(Records from a collection of figures)
--- Start ---

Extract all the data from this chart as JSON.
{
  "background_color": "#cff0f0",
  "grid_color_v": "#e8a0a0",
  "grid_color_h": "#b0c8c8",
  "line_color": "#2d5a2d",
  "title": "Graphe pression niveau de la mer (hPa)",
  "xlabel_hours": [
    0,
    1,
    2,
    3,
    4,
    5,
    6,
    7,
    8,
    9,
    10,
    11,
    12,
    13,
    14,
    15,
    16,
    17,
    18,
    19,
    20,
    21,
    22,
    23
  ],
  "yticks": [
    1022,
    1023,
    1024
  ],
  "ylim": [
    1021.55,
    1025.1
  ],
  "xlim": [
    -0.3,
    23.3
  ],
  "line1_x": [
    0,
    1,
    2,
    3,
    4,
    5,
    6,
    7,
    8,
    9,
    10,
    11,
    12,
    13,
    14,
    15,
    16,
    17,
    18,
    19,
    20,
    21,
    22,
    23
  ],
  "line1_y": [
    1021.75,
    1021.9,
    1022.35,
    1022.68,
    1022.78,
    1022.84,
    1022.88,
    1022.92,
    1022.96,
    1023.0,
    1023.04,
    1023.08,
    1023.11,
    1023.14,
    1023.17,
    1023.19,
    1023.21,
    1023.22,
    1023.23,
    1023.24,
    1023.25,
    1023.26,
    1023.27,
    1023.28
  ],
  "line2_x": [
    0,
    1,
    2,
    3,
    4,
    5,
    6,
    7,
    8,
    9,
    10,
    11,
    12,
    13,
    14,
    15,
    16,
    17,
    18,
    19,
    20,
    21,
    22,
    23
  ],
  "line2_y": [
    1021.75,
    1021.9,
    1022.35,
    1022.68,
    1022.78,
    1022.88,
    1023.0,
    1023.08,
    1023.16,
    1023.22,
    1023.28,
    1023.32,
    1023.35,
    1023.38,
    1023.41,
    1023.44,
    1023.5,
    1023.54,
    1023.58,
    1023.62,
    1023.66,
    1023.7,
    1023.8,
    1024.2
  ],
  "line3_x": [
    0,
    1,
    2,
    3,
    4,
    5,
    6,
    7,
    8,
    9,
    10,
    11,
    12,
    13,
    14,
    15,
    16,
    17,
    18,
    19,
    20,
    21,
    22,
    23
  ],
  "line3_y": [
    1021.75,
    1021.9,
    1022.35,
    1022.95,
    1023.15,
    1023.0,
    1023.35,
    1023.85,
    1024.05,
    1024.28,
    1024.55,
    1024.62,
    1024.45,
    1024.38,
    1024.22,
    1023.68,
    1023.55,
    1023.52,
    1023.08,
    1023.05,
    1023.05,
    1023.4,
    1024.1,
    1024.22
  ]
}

--- End ---

• What this task involves
Would you restate each of the entries word for word?

• Completed task
Extract all the data from this chart as JSON.
{
  "background_color": "#cff0f0",
  "grid_color_v": "#e8a0a0",
  "grid_color_h": "#b0c8c8",
  "line_color": "#2d5a2d",
  "title": "Graphe pression niveau de la mer (hPa)",
  "xlabel_hours": [
    0,
    1,
    2,
    3,
    4,
    5,
    6,
    7,
    8,
    9,
    10,
    11,
    12,
    13,
    14,
    15,
    16,
    17,
    18,
    19,
    20,
    21,
    22,
    23
  ],
  "yticks": [
    1022,
    1023,
    1024
  ],
  "ylim": [
    1021.55,
    1025.1
  ],
  "xlim": [
    -0.3,
    23.3
  ],
  "line1_x": [
    0,
    1,
    2,
    3,
    4,
    5,
    6,
    7,
    8,
    9,
    10,
    11,
    12,
    13,
    14,
    15,
    16,
    17,
    18,
    19,
    20,
    21,
    22,
    23
  ],
  "line1_y": [
    1021.75,
    1021.9,
    1022.35,
    1022.68,
    1022.78,
    1022.84,
    1022.88,
    1022.92,
    1022.96,
    1023.0,
    1023.04,
    1023.08,
    1023.11,
    1023.14,
    1023.17,
    1023.19,
    1023.21,
    1023.22,
    1023.23,
    1023.24,
    1023.25,
    1023.26,
    1023.27,
    1023.28
  ],
  "line2_x": [
    0,
    1,
    2,
    3,
    4,
    5,
    6,
    7,
    8,
    9,
    10,
    11,
    12,
    13,
    14,
    15,
    16,
    17,
    18,
    19,
    20,
    21,
    22,
    23
  ],
  "line2_y": [
    1021.75,
    1021.9,
    1022.35,
    1022.68,
    1022.78,
    1022.88,
    1023.0,
    1023.08,
    1023.16,
    1023.22,
    1023.28,
    1023.32,
    1023.35,
    1023.38,
    1023.41,
    1023.44,
    1023.5,
    1023.54,
    1023.58,
    1023.62,
    1023.66,
    1023.7,
    1023.8,
    1024.2
  ],
  "line3_x": [
    0,
    1,
    2,
    3,
    4,
    5,
    6,
    7,
    8,
    9,
    10,
    11,
    12,
    13,
    14,
    15,
    16,
    17,
    18,
    19,
    20,
    21,
    22,
    23
  ],
  "line3_y": [
    1021.75,
    1021.9,
    1022.35,
    1022.95,
    1023.15,
    1023.0,
    1023.35,
    1023.85,
    1024.05,
    1024.28,
    1024.55,
    1024.62,
    1024.45,
    1024.38,
    1024.22,
    1023.68,
    1023.55,
    1023.52,
    1023.08,
    1023.05,
    1023.05,
    1023.4,
    1024.1,
    1024.22
  ]
}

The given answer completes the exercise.